▶ TASK TO COMPLETE
Go over the data and copy out each line with "Funktion" in it.

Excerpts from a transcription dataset

%%

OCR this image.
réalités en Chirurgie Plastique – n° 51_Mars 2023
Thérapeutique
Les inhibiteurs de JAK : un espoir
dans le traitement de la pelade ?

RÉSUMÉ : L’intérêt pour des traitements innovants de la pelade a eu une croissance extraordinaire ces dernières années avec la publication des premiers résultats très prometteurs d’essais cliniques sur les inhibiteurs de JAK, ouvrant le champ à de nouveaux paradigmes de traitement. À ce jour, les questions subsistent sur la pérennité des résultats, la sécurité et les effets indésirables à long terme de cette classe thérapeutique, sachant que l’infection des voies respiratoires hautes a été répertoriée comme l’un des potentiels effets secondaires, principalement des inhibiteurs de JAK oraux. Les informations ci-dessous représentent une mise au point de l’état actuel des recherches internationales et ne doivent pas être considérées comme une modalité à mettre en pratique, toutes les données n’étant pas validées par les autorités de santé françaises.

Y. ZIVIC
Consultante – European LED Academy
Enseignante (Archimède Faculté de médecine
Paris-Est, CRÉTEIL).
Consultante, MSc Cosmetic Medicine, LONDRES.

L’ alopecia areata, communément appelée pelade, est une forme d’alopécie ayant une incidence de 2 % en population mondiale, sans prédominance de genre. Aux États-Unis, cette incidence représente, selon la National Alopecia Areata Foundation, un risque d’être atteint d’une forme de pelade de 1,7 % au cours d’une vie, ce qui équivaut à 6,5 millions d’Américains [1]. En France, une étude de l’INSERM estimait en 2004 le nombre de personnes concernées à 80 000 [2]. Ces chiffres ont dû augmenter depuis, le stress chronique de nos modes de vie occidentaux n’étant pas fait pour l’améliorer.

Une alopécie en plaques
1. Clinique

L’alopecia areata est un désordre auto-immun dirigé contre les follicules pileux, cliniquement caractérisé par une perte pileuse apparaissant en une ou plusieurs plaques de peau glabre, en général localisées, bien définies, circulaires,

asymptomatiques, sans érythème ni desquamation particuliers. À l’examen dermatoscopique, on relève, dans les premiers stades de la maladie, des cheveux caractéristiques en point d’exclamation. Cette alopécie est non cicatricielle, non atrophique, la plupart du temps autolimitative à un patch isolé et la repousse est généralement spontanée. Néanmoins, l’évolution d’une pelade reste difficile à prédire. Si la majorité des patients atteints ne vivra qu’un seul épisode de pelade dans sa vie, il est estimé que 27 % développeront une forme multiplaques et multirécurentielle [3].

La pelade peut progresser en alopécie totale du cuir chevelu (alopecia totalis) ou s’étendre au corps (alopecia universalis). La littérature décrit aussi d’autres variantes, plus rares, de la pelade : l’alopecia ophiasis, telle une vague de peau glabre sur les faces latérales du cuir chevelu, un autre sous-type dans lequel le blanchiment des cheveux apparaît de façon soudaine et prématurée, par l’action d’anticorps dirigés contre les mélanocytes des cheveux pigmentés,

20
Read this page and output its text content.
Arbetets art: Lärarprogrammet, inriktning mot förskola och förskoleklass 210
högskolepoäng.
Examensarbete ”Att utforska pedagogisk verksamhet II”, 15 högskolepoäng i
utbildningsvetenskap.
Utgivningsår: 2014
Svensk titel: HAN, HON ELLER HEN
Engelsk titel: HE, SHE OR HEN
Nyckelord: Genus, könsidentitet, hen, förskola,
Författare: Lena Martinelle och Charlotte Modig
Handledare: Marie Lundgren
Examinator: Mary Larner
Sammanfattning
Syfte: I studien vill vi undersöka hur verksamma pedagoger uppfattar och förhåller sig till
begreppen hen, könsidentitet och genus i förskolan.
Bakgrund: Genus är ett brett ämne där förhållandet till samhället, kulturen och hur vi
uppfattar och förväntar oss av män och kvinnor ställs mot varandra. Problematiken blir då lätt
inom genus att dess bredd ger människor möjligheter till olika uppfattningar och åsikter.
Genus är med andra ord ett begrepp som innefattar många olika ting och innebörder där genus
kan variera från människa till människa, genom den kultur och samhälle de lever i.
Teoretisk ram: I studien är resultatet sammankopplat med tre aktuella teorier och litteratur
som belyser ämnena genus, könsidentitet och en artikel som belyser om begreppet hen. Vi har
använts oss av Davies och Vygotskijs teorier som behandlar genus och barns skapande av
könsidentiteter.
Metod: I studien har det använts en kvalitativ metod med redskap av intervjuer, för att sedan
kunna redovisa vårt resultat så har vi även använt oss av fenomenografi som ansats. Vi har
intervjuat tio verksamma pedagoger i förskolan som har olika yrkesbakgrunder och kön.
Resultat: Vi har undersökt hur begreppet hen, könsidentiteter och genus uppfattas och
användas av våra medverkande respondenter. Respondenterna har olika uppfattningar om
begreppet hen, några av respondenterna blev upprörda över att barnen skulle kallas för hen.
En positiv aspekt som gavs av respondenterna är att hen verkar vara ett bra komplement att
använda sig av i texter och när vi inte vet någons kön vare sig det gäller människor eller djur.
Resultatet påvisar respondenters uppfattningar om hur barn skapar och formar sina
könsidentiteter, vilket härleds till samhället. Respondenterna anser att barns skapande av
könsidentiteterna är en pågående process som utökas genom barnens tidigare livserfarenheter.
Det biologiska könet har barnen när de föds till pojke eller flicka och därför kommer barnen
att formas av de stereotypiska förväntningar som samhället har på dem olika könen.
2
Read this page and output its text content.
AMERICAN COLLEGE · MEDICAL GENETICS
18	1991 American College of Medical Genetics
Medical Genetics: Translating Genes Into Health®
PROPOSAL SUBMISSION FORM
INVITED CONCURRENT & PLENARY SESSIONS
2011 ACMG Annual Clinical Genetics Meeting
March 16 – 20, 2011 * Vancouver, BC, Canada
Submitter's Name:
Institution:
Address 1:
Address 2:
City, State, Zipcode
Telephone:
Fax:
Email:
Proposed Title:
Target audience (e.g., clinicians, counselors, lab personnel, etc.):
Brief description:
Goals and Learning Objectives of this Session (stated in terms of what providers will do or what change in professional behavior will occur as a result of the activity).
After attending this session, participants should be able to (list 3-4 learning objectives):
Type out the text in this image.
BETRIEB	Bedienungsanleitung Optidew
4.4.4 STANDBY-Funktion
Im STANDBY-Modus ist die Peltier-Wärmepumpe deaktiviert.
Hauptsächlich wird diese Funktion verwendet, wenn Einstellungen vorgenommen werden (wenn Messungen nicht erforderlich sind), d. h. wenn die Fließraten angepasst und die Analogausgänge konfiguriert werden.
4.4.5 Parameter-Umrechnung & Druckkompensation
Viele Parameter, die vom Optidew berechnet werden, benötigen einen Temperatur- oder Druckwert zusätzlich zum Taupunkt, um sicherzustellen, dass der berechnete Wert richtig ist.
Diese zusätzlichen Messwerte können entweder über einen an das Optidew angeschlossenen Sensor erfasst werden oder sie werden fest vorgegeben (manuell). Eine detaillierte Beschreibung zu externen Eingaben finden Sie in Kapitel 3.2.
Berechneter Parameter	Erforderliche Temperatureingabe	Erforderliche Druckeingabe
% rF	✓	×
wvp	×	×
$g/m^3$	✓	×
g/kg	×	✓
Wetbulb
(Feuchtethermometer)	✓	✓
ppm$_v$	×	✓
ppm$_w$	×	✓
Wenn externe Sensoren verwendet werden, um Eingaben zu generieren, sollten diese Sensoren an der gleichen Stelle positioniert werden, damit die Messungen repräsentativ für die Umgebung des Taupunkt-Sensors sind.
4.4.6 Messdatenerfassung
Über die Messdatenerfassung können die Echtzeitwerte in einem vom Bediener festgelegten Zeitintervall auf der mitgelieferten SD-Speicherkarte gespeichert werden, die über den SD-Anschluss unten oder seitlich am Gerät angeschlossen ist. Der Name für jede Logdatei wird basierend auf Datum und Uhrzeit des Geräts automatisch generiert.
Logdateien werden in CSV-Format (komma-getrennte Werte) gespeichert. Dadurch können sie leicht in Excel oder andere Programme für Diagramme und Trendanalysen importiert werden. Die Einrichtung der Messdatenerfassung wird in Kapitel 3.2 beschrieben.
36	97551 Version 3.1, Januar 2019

%%

▶ COMPLETED EXERCISE
4.4.4 STANDBY-Funktion
Hauptsächlich wird diese Funktion verwendet, wenn Einstellungen vorgenommen werden (wenn Messungen nicht erforderlich sind), d. h. wenn die Fließraten angepasst und die Analogausgänge konfiguriert werden.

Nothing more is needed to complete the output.